>> START Task input

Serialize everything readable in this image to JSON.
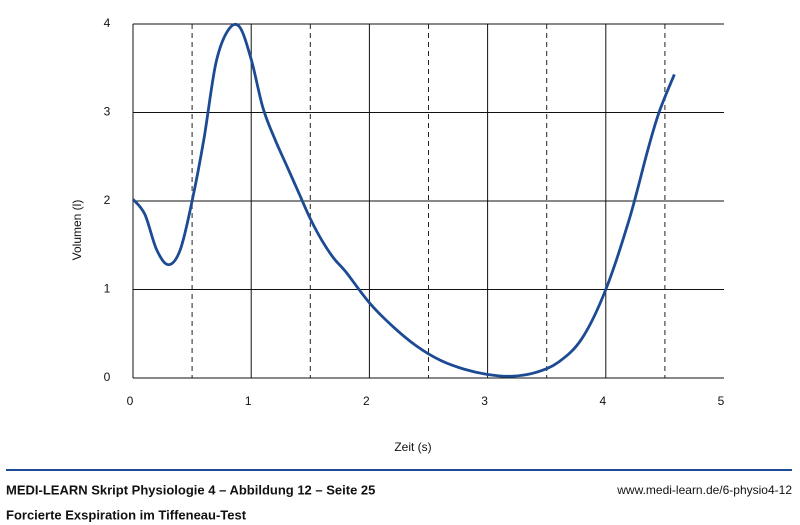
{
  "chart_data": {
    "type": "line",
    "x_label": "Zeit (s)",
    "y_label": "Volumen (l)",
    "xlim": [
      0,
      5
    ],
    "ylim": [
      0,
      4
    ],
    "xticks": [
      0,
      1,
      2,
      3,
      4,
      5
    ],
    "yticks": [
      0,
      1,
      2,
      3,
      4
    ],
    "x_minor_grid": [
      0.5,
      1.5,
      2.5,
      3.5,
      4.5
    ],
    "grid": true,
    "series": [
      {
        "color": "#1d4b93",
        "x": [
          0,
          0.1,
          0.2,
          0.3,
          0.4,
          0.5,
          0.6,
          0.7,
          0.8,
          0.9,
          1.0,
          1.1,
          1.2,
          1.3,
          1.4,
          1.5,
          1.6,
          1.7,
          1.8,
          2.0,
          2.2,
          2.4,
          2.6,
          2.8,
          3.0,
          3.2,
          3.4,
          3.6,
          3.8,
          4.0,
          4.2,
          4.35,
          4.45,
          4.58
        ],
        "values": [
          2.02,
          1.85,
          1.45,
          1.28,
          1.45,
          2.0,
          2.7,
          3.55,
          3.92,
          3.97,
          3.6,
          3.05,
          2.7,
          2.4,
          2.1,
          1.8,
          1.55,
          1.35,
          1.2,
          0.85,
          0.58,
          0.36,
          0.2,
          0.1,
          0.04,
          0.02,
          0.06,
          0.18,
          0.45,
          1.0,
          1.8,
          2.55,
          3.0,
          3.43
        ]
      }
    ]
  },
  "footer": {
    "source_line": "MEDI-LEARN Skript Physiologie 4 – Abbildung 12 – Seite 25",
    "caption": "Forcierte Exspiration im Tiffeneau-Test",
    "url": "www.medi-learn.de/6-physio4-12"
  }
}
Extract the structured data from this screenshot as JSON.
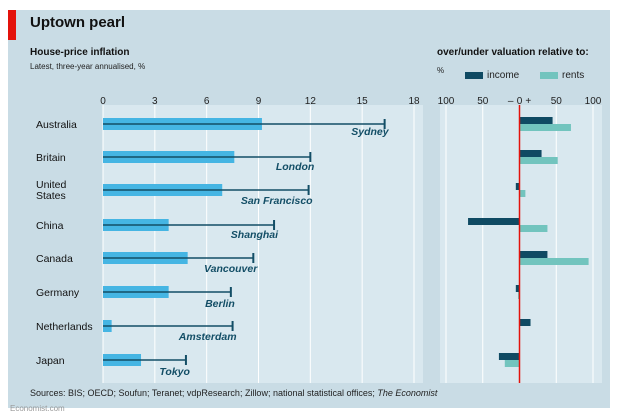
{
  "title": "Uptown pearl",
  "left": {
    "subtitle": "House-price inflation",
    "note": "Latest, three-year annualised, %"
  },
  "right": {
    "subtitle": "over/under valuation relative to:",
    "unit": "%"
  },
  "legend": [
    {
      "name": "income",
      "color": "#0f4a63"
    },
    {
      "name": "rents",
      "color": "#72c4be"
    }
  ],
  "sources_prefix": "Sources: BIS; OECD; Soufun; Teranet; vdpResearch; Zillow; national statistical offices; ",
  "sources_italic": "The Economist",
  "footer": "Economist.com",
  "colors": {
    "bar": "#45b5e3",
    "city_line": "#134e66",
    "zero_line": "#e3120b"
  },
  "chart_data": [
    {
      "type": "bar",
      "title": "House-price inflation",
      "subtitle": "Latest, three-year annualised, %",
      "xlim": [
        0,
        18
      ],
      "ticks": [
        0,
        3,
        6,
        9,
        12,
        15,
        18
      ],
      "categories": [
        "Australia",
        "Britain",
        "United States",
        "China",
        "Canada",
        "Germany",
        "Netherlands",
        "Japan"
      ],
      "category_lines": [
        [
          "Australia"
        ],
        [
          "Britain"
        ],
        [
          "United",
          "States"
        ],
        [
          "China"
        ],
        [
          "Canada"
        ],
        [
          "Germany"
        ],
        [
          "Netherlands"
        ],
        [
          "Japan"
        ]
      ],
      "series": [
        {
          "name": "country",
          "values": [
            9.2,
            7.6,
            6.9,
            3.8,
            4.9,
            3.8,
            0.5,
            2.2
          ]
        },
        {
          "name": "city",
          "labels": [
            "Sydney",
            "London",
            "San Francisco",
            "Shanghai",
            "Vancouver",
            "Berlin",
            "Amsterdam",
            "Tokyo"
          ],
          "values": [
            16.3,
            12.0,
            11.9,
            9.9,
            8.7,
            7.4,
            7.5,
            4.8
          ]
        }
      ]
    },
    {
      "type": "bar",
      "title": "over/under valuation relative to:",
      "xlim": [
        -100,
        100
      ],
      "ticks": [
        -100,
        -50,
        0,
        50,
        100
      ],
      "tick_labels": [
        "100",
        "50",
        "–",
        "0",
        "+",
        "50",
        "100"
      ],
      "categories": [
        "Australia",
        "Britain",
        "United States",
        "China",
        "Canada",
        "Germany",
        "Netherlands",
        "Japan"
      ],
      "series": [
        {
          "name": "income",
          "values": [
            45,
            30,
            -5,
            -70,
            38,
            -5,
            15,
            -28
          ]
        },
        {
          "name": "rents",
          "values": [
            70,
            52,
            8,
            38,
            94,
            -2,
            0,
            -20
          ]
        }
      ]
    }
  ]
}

>> END Task input

■ **What to do**
Reproduce the material in full, word for word, and omit the pictures.

■ **Completed exercise**
Serialize everything readable in this image to JSON.
{
  "chart_data": {
    "type": "line",
    "x_label": "Zeit (s)",
    "y_label": "Volumen (l)",
    "xlim": [
      0,
      5
    ],
    "ylim": [
      0,
      4
    ],
    "xticks": [
      0,
      1,
      2,
      3,
      4,
      5
    ],
    "yticks": [
      0,
      1,
      2,
      3,
      4
    ],
    "x_minor_grid": [
      0.5,
      1.5,
      2.5,
      3.5,
      4.5
    ],
    "grid": true,
    "series": [
      {
        "color": "#1d4b93",
        "x": [
          0,
          0.1,
          0.2,
          0.3,
          0.4,
          0.5,
          0.6,
          0.7,
          0.8,
          0.9,
          1.0,
          1.1,
          1.2,
          1.3,
          1.4,
          1.5,
          1.6,
          1.7,
          1.8,
          2.0,
          2.2,
          2.4,
          2.6,
          2.8,
          3.0,
          3.2,
          3.4,
          3.6,
          3.8,
          4.0,
          4.2,
          4.35,
          4.45,
          4.58
        ],
        "values": [
          2.02,
          1.85,
          1.45,
          1.28,
          1.45,
          2.0,
          2.7,
          3.55,
          3.92,
          3.97,
          3.6,
          3.05,
          2.7,
          2.4,
          2.1,
          1.8,
          1.55,
          1.35,
          1.2,
          0.85,
          0.58,
          0.36,
          0.2,
          0.1,
          0.04,
          0.02,
          0.06,
          0.18,
          0.45,
          1.0,
          1.8,
          2.55,
          3.0,
          3.43
        ]
      }
    ]
  },
  "footer": {
    "source_line": "MEDI-LEARN Skript Physiologie 4 – Abbildung 12 – Seite 25",
    "caption": "Forcierte Exspiration im Tiffeneau-Test",
    "url": "www.medi-learn.de/6-physio4-12"
  }
}
Extract the structured data from this screenshot as JSON.
{
  "title": "Uptown pearl",
  "left": {
    "subtitle": "House-price inflation",
    "note": "Latest, three-year annualised, %"
  },
  "right": {
    "subtitle": "over/under valuation relative to:",
    "unit": "%"
  },
  "legend": [
    {
      "name": "income",
      "color": "#0f4a63"
    },
    {
      "name": "rents",
      "color": "#72c4be"
    }
  ],
  "sources_prefix": "Sources: BIS; OECD; Soufun; Teranet; vdpResearch; Zillow; national statistical offices; ",
  "sources_italic": "The Economist",
  "footer": "Economist.com",
  "colors": {
    "bar": "#45b5e3",
    "city_line": "#134e66",
    "zero_line": "#e3120b"
  },
  "chart_data": [
    {
      "type": "bar",
      "title": "House-price inflation",
      "subtitle": "Latest, three-year annualised, %",
      "xlim": [
        0,
        18
      ],
      "ticks": [
        0,
        3,
        6,
        9,
        12,
        15,
        18
      ],
      "categories": [
        "Australia",
        "Britain",
        "United States",
        "China",
        "Canada",
        "Germany",
        "Netherlands",
        "Japan"
      ],
      "category_lines": [
        [
          "Australia"
        ],
        [
          "Britain"
        ],
        [
          "United",
          "States"
        ],
        [
          "China"
        ],
        [
          "Canada"
        ],
        [
          "Germany"
        ],
        [
          "Netherlands"
        ],
        [
          "Japan"
        ]
      ],
      "series": [
        {
          "name": "country",
          "values": [
            9.2,
            7.6,
            6.9,
            3.8,
            4.9,
            3.8,
            0.5,
            2.2
          ]
        },
        {
          "name": "city",
          "labels": [
            "Sydney",
            "London",
            "San Francisco",
            "Shanghai",
            "Vancouver",
            "Berlin",
            "Amsterdam",
            "Tokyo"
          ],
          "values": [
            16.3,
            12.0,
            11.9,
            9.9,
            8.7,
            7.4,
            7.5,
            4.8
          ]
        }
      ]
    },
    {
      "type": "bar",
      "title": "over/under valuation relative to:",
      "xlim": [
        -100,
        100
      ],
      "ticks": [
        -100,
        -50,
        0,
        50,
        100
      ],
      "tick_labels": [
        "100",
        "50",
        "–",
        "0",
        "+",
        "50",
        "100"
      ],
      "categories": [
        "Australia",
        "Britain",
        "United States",
        "China",
        "Canada",
        "Germany",
        "Netherlands",
        "Japan"
      ],
      "series": [
        {
          "name": "income",
          "values": [
            45,
            30,
            -5,
            -70,
            38,
            -5,
            15,
            -28
          ]
        },
        {
          "name": "rents",
          "values": [
            70,
            52,
            8,
            38,
            94,
            -2,
            0,
            -20
          ]
        }
      ]
    }
  ]
}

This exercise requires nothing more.